### RECORDS FOR THIS TASK:
>>>>
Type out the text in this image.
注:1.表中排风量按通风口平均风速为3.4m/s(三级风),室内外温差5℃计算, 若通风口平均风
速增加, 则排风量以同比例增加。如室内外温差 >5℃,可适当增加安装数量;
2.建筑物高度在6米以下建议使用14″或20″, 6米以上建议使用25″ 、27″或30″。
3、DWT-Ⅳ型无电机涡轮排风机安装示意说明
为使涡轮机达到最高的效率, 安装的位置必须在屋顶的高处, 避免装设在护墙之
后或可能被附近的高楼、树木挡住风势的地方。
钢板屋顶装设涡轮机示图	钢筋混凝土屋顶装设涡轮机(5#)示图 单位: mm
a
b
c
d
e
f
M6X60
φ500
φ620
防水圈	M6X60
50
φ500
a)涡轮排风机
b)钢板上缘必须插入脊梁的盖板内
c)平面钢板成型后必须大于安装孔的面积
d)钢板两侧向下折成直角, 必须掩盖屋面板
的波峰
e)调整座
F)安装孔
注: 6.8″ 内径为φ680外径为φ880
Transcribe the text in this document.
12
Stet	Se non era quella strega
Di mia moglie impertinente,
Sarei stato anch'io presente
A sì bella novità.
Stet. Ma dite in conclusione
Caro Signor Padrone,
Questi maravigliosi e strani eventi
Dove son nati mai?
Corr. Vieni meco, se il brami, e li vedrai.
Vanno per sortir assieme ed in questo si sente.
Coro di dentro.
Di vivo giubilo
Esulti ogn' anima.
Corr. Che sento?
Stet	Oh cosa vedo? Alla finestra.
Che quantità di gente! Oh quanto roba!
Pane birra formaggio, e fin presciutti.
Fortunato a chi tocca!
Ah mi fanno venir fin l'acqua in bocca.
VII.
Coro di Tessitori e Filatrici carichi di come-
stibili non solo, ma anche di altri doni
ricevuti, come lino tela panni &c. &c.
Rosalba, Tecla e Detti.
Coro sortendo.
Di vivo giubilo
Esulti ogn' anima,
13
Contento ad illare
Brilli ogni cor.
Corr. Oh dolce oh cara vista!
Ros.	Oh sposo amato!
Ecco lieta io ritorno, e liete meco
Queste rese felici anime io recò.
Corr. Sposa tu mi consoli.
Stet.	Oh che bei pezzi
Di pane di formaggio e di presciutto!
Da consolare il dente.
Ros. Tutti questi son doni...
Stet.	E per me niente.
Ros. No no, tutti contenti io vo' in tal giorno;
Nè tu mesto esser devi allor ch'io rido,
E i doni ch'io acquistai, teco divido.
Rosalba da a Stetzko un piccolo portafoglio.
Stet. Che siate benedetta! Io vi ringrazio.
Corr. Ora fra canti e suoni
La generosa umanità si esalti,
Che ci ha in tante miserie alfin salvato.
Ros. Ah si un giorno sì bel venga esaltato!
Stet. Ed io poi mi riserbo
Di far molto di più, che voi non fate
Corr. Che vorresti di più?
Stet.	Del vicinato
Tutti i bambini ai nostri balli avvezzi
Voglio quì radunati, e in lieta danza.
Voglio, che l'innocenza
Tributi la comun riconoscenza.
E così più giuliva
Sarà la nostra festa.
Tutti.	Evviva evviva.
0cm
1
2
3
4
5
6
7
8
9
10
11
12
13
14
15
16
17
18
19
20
<<<<
### WHAT IS ASKED:
Print the records above in full, exactly.

### OUTPUT OF THE TASK:
Type out the text in this image.
注:1.表中排风量按通风口平均风速为3.4m/s(三级风),室内外温差5℃计算, 若通风口平均风
速增加, 则排风量以同比例增加。如室内外温差 >5℃,可适当增加安装数量;
2.建筑物高度在6米以下建议使用14″或20″, 6米以上建议使用25″ 、27″或30″。
3、DWT-Ⅳ型无电机涡轮排风机安装示意说明
为使涡轮机达到最高的效率, 安装的位置必须在屋顶的高处, 避免装设在护墙之
后或可能被附近的高楼、树木挡住风势的地方。
钢板屋顶装设涡轮机示图	钢筋混凝土屋顶装设涡轮机(5#)示图 单位: mm
a
b
c
d
e
f
M6X60
φ500
φ620
防水圈	M6X60
50
φ500
a)涡轮排风机
b)钢板上缘必须插入脊梁的盖板内
c)平面钢板成型后必须大于安装孔的面积
d)钢板两侧向下折成直角, 必须掩盖屋面板
的波峰
e)调整座
F)安装孔
注: 6.8″ 内径为φ680外径为φ880
Transcribe the text in this document.
12
Stet	Se non era quella strega
Di mia moglie impertinente,
Sarei stato anch'io presente
A sì bella novità.
Stet. Ma dite in conclusione
Caro Signor Padrone,
Questi maravigliosi e strani eventi
Dove son nati mai?
Corr. Vieni meco, se il brami, e li vedrai.
Vanno per sortir assieme ed in questo si sente.
Coro di dentro.
Di vivo giubilo
Esulti ogn' anima.
Corr. Che sento?
Stet	Oh cosa vedo? Alla finestra.
Che quantità di gente! Oh quanto roba!
Pane birra formaggio, e fin presciutti.
Fortunato a chi tocca!
Ah mi fanno venir fin l'acqua in bocca.
VII.
Coro di Tessitori e Filatrici carichi di come-
stibili non solo, ma anche di altri doni
ricevuti, come lino tela panni &c. &c.
Rosalba, Tecla e Detti.
Coro sortendo.
Di vivo giubilo
Esulti ogn' anima,
13
Contento ad illare
Brilli ogni cor.
Corr. Oh dolce oh cara vista!
Ros.	Oh sposo amato!
Ecco lieta io ritorno, e liete meco
Queste rese felici anime io recò.
Corr. Sposa tu mi consoli.
Stet.	Oh che bei pezzi
Di pane di formaggio e di presciutto!
Da consolare il dente.
Ros. Tutti questi son doni...
Stet.	E per me niente.
Ros. No no, tutti contenti io vo' in tal giorno;
Nè tu mesto esser devi allor ch'io rido,
E i doni ch'io acquistai, teco divido.
Rosalba da a Stetzko un piccolo portafoglio.
Stet. Che siate benedetta! Io vi ringrazio.
Corr. Ora fra canti e suoni
La generosa umanità si esalti,
Che ci ha in tante miserie alfin salvato.
Ros. Ah si un giorno sì bel venga esaltato!
Stet. Ed io poi mi riserbo
Di far molto di più, che voi non fate
Corr. Che vorresti di più?
Stet.	Del vicinato
Tutti i bambini ai nostri balli avvezzi
Voglio quì radunati, e in lieta danza.
Voglio, che l'innocenza
Tributi la comun riconoscenza.
E così più giuliva
Sarà la nostra festa.
Tutti.	Evviva evviva.
0cm
1
2
3
4
5
6
7
8
9
10
11
12
13
14
15
16
17
18
19
20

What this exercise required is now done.